• _To do_:
Write out the records below word for word, please.

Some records

-*-*-

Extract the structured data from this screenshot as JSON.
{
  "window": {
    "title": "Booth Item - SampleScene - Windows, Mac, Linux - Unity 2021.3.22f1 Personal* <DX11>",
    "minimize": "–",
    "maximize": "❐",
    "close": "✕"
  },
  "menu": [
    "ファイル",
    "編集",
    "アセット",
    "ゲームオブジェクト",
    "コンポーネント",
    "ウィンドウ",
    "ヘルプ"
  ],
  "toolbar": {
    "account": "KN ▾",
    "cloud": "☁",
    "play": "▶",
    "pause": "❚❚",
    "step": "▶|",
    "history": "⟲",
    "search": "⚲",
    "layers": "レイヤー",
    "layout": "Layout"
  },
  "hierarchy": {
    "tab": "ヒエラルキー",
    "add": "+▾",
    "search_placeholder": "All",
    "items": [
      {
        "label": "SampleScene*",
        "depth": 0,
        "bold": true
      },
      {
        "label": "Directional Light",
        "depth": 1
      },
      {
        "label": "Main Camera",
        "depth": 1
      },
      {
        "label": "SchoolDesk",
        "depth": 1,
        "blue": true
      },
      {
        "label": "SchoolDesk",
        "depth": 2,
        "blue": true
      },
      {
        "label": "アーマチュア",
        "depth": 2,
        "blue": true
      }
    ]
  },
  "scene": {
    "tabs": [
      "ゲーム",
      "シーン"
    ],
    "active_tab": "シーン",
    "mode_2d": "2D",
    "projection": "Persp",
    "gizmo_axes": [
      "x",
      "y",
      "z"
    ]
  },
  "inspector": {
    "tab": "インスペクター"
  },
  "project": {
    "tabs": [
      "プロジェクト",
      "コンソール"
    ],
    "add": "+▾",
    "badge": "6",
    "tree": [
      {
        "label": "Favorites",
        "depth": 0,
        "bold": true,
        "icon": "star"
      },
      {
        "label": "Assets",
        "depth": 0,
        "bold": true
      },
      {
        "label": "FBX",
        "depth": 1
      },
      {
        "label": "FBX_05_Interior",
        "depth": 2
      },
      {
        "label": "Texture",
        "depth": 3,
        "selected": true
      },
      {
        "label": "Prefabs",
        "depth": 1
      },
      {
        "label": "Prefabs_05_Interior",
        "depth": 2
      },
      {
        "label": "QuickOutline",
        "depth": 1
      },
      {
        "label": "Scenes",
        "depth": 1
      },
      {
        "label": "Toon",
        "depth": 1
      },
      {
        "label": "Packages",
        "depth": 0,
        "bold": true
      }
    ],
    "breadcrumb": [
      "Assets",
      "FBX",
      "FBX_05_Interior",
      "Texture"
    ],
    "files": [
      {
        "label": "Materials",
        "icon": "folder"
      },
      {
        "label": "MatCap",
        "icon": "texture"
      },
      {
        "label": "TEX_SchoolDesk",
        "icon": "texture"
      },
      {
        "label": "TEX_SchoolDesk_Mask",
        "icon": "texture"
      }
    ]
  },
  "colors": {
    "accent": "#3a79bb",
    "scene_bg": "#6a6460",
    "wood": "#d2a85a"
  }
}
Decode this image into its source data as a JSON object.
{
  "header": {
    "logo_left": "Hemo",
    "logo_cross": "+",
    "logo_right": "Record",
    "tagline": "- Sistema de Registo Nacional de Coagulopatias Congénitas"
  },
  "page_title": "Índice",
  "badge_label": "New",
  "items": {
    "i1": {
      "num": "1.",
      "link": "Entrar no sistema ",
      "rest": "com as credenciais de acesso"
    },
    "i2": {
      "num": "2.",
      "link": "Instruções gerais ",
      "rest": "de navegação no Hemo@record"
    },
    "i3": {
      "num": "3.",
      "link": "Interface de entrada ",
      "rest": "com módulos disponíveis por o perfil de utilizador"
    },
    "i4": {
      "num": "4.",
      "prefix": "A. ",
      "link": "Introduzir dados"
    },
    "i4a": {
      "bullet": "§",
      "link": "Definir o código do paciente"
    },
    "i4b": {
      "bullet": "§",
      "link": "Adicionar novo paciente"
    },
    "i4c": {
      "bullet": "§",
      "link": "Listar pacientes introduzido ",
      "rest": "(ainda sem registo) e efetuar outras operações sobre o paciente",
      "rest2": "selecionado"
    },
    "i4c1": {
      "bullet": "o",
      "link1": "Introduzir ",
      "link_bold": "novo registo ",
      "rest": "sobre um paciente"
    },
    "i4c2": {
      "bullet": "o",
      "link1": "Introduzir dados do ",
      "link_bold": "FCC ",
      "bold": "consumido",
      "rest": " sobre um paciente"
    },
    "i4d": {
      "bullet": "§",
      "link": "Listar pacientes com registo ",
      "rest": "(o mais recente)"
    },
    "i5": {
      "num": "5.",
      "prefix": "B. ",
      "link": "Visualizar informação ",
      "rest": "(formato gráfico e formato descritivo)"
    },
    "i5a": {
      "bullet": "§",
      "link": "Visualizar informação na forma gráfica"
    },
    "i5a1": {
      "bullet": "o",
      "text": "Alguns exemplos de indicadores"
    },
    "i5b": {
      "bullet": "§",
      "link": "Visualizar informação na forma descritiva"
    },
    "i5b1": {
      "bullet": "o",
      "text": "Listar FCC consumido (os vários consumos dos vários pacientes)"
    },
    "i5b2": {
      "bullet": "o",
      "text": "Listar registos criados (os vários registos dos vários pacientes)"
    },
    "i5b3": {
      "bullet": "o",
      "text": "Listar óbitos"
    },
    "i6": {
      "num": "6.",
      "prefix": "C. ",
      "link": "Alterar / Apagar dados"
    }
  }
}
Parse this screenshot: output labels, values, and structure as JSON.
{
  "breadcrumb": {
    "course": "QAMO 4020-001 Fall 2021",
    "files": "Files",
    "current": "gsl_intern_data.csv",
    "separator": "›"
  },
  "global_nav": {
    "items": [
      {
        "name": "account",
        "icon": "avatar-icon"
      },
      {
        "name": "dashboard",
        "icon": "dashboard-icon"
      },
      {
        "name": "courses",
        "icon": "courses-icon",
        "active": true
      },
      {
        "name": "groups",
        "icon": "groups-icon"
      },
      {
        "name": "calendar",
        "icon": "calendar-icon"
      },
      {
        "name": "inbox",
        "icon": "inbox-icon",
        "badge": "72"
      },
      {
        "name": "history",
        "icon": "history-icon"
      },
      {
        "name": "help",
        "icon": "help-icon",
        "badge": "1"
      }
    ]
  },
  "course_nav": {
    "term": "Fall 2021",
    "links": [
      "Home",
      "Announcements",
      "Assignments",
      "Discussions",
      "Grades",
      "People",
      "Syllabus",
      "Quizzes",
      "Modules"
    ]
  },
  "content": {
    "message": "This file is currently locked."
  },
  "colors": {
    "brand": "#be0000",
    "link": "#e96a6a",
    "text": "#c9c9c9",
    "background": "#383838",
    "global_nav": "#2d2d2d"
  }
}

-*-*-

• _Result of the task_:
Extract the structured data from this screenshot as JSON.
{
  "window": {
    "title": "Booth Item - SampleScene - Windows, Mac, Linux - Unity 2021.3.22f1 Personal* <DX11>",
    "minimize": "–",
    "maximize": "❐",
    "close": "✕"
  },
  "menu": [
    "ファイル",
    "編集",
    "アセット",
    "ゲームオブジェクト",
    "コンポーネント",
    "ウィンドウ",
    "ヘルプ"
  ],
  "toolbar": {
    "account": "KN ▾",
    "cloud": "☁",
    "play": "▶",
    "pause": "❚❚",
    "step": "▶|",
    "history": "⟲",
    "search": "⚲",
    "layers": "レイヤー",
    "layout": "Layout"
  },
  "hierarchy": {
    "tab": "ヒエラルキー",
    "add": "+▾",
    "search_placeholder": "All",
    "items": [
      {
        "label": "SampleScene*",
        "depth": 0,
        "bold": true
      },
      {
        "label": "Directional Light",
        "depth": 1
      },
      {
        "label": "Main Camera",
        "depth": 1
      },
      {
        "label": "SchoolDesk",
        "depth": 1,
        "blue": true
      },
      {
        "label": "SchoolDesk",
        "depth": 2,
        "blue": true
      },
      {
        "label": "アーマチュア",
        "depth": 2,
        "blue": true
      }
    ]
  },
  "scene": {
    "tabs": [
      "ゲーム",
      "シーン"
    ],
    "active_tab": "シーン",
    "mode_2d": "2D",
    "projection": "Persp",
    "gizmo_axes": [
      "x",
      "y",
      "z"
    ]
  },
  "inspector": {
    "tab": "インスペクター"
  },
  "project": {
    "tabs": [
      "プロジェクト",
      "コンソール"
    ],
    "add": "+▾",
    "badge": "6",
    "tree": [
      {
        "label": "Favorites",
        "depth": 0,
        "bold": true,
        "icon": "star"
      },
      {
        "label": "Assets",
        "depth": 0,
        "bold": true
      },
      {
        "label": "FBX",
        "depth": 1
      },
      {
        "label": "FBX_05_Interior",
        "depth": 2
      },
      {
        "label": "Texture",
        "depth": 3,
        "selected": true
      },
      {
        "label": "Prefabs",
        "depth": 1
      },
      {
        "label": "Prefabs_05_Interior",
        "depth": 2
      },
      {
        "label": "QuickOutline",
        "depth": 1
      },
      {
        "label": "Scenes",
        "depth": 1
      },
      {
        "label": "Toon",
        "depth": 1
      },
      {
        "label": "Packages",
        "depth": 0,
        "bold": true
      }
    ],
    "breadcrumb": [
      "Assets",
      "FBX",
      "FBX_05_Interior",
      "Texture"
    ],
    "files": [
      {
        "label": "Materials",
        "icon": "folder"
      },
      {
        "label": "MatCap",
        "icon": "texture"
      },
      {
        "label": "TEX_SchoolDesk",
        "icon": "texture"
      },
      {
        "label": "TEX_SchoolDesk_Mask",
        "icon": "texture"
      }
    ]
  },
  "colors": {
    "accent": "#3a79bb",
    "scene_bg": "#6a6460",
    "wood": "#d2a85a"
  }
}
Decode this image into its source data as a JSON object.
{
  "header": {
    "logo_left": "Hemo",
    "logo_cross": "+",
    "logo_right": "Record",
    "tagline": "- Sistema de Registo Nacional de Coagulopatias Congénitas"
  },
  "page_title": "Índice",
  "badge_label": "New",
  "items": {
    "i1": {
      "num": "1.",
      "link": "Entrar no sistema ",
      "rest": "com as credenciais de acesso"
    },
    "i2": {
      "num": "2.",
      "link": "Instruções gerais ",
      "rest": "de navegação no Hemo@record"
    },
    "i3": {
      "num": "3.",
      "link": "Interface de entrada ",
      "rest": "com módulos disponíveis por o perfil de utilizador"
    },
    "i4": {
      "num": "4.",
      "prefix": "A. ",
      "link": "Introduzir dados"
    },
    "i4a": {
      "bullet": "§",
      "link": "Definir o código do paciente"
    },
    "i4b": {
      "bullet": "§",
      "link": "Adicionar novo paciente"
    },
    "i4c": {
      "bullet": "§",
      "link": "Listar pacientes introduzido ",
      "rest": "(ainda sem registo) e efetuar outras operações sobre o paciente",
      "rest2": "selecionado"
    },
    "i4c1": {
      "bullet": "o",
      "link1": "Introduzir ",
      "link_bold": "novo registo ",
      "rest": "sobre um paciente"
    },
    "i4c2": {
      "bullet": "o",
      "link1": "Introduzir dados do ",
      "link_bold": "FCC ",
      "bold": "consumido",
      "rest": " sobre um paciente"
    },
    "i4d": {
      "bullet": "§",
      "link": "Listar pacientes com registo ",
      "rest": "(o mais recente)"
    },
    "i5": {
      "num": "5.",
      "prefix": "B. ",
      "link": "Visualizar informação ",
      "rest": "(formato gráfico e formato descritivo)"
    },
    "i5a": {
      "bullet": "§",
      "link": "Visualizar informação na forma gráfica"
    },
    "i5a1": {
      "bullet": "o",
      "text": "Alguns exemplos de indicadores"
    },
    "i5b": {
      "bullet": "§",
      "link": "Visualizar informação na forma descritiva"
    },
    "i5b1": {
      "bullet": "o",
      "text": "Listar FCC consumido (os vários consumos dos vários pacientes)"
    },
    "i5b2": {
      "bullet": "o",
      "text": "Listar registos criados (os vários registos dos vários pacientes)"
    },
    "i5b3": {
      "bullet": "o",
      "text": "Listar óbitos"
    },
    "i6": {
      "num": "6.",
      "prefix": "C. ",
      "link": "Alterar / Apagar dados"
    }
  }
}
Parse this screenshot: output labels, values, and structure as JSON.
{
  "breadcrumb": {
    "course": "QAMO 4020-001 Fall 2021",
    "files": "Files",
    "current": "gsl_intern_data.csv",
    "separator": "›"
  },
  "global_nav": {
    "items": [
      {
        "name": "account",
        "icon": "avatar-icon"
      },
      {
        "name": "dashboard",
        "icon": "dashboard-icon"
      },
      {
        "name": "courses",
        "icon": "courses-icon",
        "active": true
      },
      {
        "name": "groups",
        "icon": "groups-icon"
      },
      {
        "name": "calendar",
        "icon": "calendar-icon"
      },
      {
        "name": "inbox",
        "icon": "inbox-icon",
        "badge": "72"
      },
      {
        "name": "history",
        "icon": "history-icon"
      },
      {
        "name": "help",
        "icon": "help-icon",
        "badge": "1"
      }
    ]
  },
  "course_nav": {
    "term": "Fall 2021",
    "links": [
      "Home",
      "Announcements",
      "Assignments",
      "Discussions",
      "Grades",
      "People",
      "Syllabus",
      "Quizzes",
      "Modules"
    ]
  },
  "content": {
    "message": "This file is currently locked."
  },
  "colors": {
    "brand": "#be0000",
    "link": "#e96a6a",
    "text": "#c9c9c9",
    "background": "#383838",
    "global_nav": "#2d2d2d"
  }
}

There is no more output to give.